Exercise details:
Collect all lines from the records below that include the word "grid".

==================================================

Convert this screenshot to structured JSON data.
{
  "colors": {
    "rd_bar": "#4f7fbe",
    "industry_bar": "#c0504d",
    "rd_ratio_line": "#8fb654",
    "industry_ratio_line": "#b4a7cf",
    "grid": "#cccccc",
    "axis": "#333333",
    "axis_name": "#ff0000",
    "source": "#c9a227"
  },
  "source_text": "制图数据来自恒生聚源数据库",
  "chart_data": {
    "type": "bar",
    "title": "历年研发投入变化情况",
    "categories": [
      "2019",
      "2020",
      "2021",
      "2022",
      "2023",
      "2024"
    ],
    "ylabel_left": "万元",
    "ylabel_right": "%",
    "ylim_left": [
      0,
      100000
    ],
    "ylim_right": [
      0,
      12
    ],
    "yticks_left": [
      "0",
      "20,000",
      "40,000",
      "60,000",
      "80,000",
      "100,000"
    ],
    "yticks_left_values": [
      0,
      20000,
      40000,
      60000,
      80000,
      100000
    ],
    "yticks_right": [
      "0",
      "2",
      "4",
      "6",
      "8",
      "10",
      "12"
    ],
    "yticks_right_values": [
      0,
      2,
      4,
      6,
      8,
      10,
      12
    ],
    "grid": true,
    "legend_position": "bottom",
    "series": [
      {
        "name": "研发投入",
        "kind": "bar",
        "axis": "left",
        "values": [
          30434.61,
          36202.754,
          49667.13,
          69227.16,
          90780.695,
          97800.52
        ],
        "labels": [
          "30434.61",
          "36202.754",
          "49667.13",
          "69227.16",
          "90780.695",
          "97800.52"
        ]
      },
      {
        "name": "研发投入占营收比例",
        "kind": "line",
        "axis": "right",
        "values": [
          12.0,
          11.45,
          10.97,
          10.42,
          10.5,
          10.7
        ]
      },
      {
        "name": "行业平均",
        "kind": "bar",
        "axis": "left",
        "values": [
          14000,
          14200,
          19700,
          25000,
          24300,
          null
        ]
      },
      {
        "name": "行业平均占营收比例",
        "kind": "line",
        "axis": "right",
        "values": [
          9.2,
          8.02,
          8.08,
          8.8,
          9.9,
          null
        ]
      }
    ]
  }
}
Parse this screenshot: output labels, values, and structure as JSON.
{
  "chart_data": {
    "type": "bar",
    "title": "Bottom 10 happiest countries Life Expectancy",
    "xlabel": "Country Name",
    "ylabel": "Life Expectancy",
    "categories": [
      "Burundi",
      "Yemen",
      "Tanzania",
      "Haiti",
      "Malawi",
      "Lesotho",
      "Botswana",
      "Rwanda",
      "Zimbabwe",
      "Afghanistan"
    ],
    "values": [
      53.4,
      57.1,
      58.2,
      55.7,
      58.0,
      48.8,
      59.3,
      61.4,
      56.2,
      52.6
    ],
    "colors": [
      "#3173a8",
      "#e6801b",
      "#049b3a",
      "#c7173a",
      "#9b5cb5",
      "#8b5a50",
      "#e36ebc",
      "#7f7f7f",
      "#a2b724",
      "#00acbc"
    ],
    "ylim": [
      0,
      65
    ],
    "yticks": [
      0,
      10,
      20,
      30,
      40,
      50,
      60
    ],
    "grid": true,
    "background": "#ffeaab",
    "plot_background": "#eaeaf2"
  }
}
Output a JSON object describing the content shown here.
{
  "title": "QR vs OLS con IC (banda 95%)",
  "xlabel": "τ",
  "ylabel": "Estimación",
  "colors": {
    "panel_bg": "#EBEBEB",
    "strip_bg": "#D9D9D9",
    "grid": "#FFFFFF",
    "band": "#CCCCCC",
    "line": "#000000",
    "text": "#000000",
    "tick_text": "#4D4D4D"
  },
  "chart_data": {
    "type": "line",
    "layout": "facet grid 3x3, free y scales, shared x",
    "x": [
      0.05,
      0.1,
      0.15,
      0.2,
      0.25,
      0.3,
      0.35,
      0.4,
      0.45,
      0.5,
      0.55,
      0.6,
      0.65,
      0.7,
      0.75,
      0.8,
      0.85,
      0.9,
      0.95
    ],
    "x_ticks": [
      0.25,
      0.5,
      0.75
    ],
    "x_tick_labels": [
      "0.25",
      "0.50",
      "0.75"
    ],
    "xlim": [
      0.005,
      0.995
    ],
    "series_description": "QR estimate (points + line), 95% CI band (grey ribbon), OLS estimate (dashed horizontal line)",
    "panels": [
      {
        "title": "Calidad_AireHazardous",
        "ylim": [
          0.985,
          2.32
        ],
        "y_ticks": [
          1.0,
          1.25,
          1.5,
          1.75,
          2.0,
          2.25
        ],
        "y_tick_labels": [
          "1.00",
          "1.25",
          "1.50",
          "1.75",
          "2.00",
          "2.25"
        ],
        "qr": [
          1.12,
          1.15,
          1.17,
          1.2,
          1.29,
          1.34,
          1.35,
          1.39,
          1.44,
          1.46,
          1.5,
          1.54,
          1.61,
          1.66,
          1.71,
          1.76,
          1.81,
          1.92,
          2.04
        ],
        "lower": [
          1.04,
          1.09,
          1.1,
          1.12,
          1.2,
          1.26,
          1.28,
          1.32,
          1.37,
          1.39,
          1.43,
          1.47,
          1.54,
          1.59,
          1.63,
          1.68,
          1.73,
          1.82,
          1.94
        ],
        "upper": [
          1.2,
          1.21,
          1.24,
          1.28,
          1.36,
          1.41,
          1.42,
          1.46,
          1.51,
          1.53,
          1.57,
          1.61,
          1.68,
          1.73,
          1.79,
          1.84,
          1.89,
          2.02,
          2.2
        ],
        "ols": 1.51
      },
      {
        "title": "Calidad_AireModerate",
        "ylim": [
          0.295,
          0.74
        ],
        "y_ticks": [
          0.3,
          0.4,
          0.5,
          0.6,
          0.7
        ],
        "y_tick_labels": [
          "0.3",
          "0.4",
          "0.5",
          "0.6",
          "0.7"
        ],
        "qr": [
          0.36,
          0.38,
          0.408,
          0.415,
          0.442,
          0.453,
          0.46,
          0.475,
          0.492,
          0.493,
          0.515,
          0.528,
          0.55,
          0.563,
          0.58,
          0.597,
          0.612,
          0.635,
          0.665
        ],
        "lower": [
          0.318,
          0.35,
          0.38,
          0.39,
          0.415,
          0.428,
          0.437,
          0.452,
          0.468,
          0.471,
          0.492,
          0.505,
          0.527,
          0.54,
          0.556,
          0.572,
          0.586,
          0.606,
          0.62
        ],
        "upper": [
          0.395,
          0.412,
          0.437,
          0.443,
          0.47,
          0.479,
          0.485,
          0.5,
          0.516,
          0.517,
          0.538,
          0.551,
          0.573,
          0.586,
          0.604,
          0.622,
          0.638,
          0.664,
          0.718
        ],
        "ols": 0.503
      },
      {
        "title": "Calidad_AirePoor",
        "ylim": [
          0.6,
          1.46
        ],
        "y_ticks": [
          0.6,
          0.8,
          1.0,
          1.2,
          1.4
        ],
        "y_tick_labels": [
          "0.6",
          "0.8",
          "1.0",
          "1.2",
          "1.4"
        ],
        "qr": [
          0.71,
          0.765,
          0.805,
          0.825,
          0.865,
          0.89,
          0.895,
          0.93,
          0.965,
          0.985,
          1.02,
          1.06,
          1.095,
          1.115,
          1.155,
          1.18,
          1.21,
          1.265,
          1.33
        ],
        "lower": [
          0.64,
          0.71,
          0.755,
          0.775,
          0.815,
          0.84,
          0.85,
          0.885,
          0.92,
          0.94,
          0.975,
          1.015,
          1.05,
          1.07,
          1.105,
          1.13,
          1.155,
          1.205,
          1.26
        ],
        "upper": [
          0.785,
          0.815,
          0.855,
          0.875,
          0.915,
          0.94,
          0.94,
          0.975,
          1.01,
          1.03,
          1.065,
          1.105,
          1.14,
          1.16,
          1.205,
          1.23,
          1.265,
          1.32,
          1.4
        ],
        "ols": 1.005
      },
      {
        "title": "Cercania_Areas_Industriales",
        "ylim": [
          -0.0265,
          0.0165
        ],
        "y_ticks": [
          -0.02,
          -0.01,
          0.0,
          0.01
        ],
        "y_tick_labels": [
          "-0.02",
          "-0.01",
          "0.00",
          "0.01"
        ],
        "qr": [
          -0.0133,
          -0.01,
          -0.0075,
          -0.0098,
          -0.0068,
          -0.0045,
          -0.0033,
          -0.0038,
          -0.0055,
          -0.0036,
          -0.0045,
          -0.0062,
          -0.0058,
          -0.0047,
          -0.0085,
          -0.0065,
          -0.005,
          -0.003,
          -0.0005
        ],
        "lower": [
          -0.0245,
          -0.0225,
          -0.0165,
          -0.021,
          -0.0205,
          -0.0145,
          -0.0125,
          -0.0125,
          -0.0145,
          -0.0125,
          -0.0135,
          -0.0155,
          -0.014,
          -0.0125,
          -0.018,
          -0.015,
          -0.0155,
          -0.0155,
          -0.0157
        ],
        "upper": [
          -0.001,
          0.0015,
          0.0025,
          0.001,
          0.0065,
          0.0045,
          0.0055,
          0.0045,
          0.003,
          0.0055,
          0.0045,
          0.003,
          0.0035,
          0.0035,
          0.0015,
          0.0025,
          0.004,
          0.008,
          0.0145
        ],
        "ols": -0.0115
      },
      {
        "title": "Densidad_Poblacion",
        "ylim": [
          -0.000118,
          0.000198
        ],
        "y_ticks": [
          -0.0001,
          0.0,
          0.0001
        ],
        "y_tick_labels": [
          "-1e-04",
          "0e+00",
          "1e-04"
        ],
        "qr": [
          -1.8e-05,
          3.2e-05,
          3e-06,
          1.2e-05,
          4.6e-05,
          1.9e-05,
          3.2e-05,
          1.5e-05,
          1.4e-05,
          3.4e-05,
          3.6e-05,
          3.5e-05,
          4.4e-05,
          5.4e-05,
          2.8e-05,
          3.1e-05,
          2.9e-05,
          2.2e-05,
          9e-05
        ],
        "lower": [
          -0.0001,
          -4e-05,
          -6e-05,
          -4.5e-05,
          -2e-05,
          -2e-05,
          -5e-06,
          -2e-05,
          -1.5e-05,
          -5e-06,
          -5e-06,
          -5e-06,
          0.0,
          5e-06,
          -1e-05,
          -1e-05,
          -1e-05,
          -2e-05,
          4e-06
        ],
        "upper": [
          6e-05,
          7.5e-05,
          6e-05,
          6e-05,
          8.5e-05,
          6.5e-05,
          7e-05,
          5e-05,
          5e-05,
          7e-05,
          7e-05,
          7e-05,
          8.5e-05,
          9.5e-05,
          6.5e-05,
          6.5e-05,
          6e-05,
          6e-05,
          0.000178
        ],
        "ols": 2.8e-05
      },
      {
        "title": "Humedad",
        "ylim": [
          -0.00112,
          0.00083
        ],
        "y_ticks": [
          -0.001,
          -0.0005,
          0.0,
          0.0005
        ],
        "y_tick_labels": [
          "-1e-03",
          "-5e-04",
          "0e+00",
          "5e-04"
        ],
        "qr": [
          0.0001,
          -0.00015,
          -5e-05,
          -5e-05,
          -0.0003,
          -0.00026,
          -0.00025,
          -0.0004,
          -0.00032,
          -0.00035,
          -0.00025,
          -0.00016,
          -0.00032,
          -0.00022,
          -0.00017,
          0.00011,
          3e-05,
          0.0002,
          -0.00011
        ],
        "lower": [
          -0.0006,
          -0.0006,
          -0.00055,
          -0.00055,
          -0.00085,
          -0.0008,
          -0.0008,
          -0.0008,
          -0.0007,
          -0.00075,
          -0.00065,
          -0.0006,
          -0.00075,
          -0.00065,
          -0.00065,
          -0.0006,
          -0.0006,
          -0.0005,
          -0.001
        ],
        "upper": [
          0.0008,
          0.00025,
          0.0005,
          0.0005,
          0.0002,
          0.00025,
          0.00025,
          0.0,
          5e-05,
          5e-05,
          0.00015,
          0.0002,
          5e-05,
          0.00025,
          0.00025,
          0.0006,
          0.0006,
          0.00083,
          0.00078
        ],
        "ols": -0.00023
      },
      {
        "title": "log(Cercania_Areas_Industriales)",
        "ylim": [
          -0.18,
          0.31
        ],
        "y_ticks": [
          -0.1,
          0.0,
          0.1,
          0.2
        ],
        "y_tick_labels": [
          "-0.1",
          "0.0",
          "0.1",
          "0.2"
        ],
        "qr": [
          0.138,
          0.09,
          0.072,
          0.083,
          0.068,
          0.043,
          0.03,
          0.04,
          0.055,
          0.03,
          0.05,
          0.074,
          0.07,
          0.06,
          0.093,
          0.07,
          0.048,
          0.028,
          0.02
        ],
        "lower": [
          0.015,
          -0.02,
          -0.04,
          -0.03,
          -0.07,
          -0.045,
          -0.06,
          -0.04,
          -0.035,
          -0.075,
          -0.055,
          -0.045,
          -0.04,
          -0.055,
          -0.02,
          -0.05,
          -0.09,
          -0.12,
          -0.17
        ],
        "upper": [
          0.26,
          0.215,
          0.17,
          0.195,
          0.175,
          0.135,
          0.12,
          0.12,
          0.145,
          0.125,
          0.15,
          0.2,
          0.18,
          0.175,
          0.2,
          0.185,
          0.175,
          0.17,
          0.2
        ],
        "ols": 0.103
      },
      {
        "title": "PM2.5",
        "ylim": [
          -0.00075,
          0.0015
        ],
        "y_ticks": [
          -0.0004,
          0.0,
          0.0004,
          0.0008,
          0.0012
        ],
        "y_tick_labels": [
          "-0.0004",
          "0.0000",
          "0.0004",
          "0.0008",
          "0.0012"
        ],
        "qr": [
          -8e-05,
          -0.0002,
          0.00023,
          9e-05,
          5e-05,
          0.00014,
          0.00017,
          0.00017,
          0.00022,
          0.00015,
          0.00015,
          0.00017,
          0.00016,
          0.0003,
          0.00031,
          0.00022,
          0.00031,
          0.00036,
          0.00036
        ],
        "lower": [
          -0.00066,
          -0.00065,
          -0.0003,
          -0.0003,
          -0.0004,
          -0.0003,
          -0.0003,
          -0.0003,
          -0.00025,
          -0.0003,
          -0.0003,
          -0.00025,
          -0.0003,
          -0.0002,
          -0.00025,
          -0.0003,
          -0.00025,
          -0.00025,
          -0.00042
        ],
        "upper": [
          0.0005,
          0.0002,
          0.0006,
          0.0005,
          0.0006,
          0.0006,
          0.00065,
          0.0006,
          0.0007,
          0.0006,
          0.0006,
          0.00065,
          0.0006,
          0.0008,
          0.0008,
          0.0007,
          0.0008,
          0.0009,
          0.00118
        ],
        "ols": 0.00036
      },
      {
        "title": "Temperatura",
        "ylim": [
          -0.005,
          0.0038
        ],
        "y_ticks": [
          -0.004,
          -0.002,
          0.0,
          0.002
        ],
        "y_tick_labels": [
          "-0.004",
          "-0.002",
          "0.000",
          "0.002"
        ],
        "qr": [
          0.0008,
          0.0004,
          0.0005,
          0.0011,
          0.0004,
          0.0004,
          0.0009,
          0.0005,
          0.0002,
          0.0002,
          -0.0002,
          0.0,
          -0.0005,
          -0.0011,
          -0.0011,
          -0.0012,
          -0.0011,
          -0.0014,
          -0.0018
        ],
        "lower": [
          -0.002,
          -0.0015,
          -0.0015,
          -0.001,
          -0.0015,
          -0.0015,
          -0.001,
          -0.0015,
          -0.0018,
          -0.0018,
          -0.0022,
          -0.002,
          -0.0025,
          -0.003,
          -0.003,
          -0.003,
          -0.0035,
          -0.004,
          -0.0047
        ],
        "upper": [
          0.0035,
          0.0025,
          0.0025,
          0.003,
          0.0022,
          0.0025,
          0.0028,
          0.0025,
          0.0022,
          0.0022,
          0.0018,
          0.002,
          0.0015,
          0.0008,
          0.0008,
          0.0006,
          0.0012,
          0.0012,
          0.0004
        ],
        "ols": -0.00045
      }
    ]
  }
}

==================================================

Result for this exercise:
    "grid": "#cccccc",
    "grid": true,
    "grid": true,
    "grid": "#FFFFFF",
    "layout": "facet grid 3x3, free y scales, shared x",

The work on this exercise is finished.